→ WHAT IS ASKED: Copy every line of the material below word for word.

→ DATA PROVIDED:
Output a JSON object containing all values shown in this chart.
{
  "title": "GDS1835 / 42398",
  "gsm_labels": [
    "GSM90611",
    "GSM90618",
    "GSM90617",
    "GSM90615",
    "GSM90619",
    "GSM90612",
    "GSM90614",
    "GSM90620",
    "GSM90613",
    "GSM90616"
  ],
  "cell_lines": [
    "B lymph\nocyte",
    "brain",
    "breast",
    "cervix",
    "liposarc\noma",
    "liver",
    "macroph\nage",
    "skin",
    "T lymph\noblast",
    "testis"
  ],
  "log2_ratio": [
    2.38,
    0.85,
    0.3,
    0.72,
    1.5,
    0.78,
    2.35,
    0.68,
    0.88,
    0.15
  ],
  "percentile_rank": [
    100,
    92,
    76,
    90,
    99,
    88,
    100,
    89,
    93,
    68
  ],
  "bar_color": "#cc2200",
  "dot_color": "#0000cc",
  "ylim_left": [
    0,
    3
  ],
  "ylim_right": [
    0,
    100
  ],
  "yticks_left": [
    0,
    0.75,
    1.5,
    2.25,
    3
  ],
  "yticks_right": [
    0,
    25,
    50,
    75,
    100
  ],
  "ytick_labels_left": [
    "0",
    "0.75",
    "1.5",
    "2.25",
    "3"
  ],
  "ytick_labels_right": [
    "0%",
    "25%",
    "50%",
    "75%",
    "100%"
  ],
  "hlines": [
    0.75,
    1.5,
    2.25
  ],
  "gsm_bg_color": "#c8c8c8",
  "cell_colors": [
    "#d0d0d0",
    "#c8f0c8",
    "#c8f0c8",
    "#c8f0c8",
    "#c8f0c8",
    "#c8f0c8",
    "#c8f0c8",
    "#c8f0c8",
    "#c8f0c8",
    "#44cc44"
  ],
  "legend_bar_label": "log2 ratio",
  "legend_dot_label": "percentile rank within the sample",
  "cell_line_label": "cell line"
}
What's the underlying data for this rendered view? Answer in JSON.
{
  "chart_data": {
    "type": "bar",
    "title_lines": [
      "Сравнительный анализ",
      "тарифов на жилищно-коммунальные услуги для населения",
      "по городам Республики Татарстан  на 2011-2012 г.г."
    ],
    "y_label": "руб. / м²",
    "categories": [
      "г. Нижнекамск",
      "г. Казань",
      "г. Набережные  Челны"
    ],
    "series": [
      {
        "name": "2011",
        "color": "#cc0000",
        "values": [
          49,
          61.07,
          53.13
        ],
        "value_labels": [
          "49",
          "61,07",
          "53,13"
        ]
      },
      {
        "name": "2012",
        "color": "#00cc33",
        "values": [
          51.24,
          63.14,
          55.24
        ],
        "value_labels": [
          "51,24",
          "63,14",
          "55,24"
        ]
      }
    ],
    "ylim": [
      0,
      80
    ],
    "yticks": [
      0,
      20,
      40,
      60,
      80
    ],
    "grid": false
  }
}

→ FINISHED TASK:
Output a JSON object containing all values shown in this chart.
{
  "title": "GDS1835 / 42398",
  "gsm_labels": [
    "GSM90611",
    "GSM90618",
    "GSM90617",
    "GSM90615",
    "GSM90619",
    "GSM90612",
    "GSM90614",
    "GSM90620",
    "GSM90613",
    "GSM90616"
  ],
  "cell_lines": [
    "B lymph\nocyte",
    "brain",
    "breast",
    "cervix",
    "liposarc\noma",
    "liver",
    "macroph\nage",
    "skin",
    "T lymph\noblast",
    "testis"
  ],
  "log2_ratio": [
    2.38,
    0.85,
    0.3,
    0.72,
    1.5,
    0.78,
    2.35,
    0.68,
    0.88,
    0.15
  ],
  "percentile_rank": [
    100,
    92,
    76,
    90,
    99,
    88,
    100,
    89,
    93,
    68
  ],
  "bar_color": "#cc2200",
  "dot_color": "#0000cc",
  "ylim_left": [
    0,
    3
  ],
  "ylim_right": [
    0,
    100
  ],
  "yticks_left": [
    0,
    0.75,
    1.5,
    2.25,
    3
  ],
  "yticks_right": [
    0,
    25,
    50,
    75,
    100
  ],
  "ytick_labels_left": [
    "0",
    "0.75",
    "1.5",
    "2.25",
    "3"
  ],
  "ytick_labels_right": [
    "0%",
    "25%",
    "50%",
    "75%",
    "100%"
  ],
  "hlines": [
    0.75,
    1.5,
    2.25
  ],
  "gsm_bg_color": "#c8c8c8",
  "cell_colors": [
    "#d0d0d0",
    "#c8f0c8",
    "#c8f0c8",
    "#c8f0c8",
    "#c8f0c8",
    "#c8f0c8",
    "#c8f0c8",
    "#c8f0c8",
    "#c8f0c8",
    "#44cc44"
  ],
  "legend_bar_label": "log2 ratio",
  "legend_dot_label": "percentile rank within the sample",
  "cell_line_label": "cell line"
}
What's the underlying data for this rendered view? Answer in JSON.
{
  "chart_data": {
    "type": "bar",
    "title_lines": [
      "Сравнительный анализ",
      "тарифов на жилищно-коммунальные услуги для населения",
      "по городам Республики Татарстан  на 2011-2012 г.г."
    ],
    "y_label": "руб. / м²",
    "categories": [
      "г. Нижнекамск",
      "г. Казань",
      "г. Набережные  Челны"
    ],
    "series": [
      {
        "name": "2011",
        "color": "#cc0000",
        "values": [
          49,
          61.07,
          53.13
        ],
        "value_labels": [
          "49",
          "61,07",
          "53,13"
        ]
      },
      {
        "name": "2012",
        "color": "#00cc33",
        "values": [
          51.24,
          63.14,
          55.24
        ],
        "value_labels": [
          "51,24",
          "63,14",
          "55,24"
        ]
      }
    ],
    "ylim": [
      0,
      80
    ],
    "yticks": [
      0,
      20,
      40,
      60,
      80
    ],
    "grid": false
  }
}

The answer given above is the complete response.